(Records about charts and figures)
┏━━
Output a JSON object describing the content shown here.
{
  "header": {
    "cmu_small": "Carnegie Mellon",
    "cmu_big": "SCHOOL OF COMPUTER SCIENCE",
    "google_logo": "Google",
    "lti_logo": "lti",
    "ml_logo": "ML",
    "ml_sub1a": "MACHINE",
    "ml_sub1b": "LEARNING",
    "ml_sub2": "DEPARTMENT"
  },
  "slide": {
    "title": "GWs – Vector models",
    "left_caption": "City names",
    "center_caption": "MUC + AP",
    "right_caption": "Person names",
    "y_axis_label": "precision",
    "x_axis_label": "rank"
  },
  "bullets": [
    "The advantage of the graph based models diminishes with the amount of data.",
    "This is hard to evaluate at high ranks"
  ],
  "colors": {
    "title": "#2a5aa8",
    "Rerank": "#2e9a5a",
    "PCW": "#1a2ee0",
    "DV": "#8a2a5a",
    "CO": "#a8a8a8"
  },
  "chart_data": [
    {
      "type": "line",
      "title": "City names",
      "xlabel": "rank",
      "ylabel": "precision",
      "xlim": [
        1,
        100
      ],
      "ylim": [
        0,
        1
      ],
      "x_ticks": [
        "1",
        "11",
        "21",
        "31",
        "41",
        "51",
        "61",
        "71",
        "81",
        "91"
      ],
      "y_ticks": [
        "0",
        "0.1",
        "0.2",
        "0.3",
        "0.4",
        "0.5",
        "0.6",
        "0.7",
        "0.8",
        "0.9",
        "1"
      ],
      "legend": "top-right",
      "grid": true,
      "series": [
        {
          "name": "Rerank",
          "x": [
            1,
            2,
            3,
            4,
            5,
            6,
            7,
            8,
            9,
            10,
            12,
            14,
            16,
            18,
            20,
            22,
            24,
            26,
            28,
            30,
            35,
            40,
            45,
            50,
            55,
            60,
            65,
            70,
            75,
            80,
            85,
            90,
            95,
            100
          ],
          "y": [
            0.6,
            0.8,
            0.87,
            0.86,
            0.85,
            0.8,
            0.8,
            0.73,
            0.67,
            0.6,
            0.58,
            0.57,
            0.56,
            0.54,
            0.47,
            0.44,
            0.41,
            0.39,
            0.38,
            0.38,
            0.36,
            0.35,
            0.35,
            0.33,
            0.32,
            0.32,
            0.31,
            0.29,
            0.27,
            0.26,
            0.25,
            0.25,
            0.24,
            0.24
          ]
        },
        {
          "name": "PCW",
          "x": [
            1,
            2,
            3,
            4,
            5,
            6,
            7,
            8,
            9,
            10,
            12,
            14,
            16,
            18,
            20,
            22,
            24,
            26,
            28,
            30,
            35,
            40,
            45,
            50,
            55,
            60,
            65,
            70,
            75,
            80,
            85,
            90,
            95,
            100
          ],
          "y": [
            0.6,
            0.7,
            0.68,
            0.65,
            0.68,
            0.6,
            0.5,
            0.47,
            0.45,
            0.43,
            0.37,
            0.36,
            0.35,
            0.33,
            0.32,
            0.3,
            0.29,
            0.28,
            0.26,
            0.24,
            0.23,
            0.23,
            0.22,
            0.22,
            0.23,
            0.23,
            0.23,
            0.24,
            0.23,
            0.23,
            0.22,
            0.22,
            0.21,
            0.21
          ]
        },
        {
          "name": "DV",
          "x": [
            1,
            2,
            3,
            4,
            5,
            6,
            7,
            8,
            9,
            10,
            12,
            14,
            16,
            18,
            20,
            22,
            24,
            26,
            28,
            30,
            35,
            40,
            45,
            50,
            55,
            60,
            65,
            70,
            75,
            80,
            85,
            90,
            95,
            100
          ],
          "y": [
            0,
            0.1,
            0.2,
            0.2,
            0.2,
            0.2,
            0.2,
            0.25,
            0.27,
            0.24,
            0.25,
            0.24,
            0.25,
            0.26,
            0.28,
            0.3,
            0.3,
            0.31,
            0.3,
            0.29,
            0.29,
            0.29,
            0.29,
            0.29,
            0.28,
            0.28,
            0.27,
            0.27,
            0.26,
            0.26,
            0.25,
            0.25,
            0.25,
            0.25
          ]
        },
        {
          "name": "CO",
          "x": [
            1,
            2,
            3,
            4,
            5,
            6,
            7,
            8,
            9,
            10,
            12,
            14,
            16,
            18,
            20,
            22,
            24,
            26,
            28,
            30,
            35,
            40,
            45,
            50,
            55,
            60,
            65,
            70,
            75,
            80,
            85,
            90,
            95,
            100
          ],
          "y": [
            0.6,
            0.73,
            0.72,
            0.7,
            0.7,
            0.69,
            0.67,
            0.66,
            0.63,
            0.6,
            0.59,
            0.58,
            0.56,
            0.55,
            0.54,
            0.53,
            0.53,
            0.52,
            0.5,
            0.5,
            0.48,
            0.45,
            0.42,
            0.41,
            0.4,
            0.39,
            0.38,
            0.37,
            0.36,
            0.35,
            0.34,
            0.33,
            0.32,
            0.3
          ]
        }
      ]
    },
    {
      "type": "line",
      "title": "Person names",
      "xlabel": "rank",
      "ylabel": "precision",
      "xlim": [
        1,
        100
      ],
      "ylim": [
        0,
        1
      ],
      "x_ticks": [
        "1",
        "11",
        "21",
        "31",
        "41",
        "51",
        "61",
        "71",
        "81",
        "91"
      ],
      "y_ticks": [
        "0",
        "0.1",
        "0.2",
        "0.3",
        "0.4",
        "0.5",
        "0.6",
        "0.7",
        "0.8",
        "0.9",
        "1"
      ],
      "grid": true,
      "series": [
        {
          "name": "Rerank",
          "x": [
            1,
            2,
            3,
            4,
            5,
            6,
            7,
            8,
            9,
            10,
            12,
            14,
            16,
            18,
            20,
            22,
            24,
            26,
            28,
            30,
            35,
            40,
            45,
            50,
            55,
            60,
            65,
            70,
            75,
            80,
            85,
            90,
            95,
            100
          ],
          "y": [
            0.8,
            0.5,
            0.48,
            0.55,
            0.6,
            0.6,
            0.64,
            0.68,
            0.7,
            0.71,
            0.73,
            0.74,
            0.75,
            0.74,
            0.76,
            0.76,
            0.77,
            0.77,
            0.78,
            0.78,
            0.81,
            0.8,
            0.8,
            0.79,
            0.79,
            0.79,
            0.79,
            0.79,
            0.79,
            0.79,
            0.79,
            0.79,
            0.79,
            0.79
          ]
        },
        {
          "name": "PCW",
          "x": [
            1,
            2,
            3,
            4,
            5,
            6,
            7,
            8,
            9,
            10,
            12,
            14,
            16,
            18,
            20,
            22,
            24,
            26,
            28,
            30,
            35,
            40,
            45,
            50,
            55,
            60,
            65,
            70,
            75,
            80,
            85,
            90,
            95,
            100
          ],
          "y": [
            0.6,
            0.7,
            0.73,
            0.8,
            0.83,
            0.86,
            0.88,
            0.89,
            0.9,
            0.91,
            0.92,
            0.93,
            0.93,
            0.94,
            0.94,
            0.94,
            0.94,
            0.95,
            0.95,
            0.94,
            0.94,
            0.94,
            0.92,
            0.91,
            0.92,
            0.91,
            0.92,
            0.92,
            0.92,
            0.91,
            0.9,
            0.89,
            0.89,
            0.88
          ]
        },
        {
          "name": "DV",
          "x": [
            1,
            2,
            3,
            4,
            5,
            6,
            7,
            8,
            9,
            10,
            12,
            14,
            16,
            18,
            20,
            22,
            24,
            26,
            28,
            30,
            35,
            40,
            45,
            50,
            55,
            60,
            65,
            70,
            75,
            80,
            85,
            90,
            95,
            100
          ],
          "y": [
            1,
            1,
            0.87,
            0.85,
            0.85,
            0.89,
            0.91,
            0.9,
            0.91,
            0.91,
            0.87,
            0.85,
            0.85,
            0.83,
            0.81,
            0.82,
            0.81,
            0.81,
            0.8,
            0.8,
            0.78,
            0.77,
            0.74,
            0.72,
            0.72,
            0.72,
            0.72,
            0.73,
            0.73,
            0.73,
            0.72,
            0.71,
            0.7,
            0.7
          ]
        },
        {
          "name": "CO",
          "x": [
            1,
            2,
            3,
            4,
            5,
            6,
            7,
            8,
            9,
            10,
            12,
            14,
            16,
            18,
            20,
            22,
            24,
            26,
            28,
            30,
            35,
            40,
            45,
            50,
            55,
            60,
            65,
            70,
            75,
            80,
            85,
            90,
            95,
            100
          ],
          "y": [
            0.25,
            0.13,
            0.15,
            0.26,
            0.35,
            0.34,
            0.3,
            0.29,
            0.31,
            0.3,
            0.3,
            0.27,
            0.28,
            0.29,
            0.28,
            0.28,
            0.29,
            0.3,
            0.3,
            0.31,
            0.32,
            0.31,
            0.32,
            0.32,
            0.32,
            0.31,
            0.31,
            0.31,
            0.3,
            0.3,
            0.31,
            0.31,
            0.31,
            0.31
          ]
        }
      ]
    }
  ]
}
┗━━
*Task directions:* From the data above, copy each line where the string "names" appears.

*Exercise output:*
    "left_caption": "City names",
    "right_caption": "Person names",
      "title": "City names",
      "title": "Person names",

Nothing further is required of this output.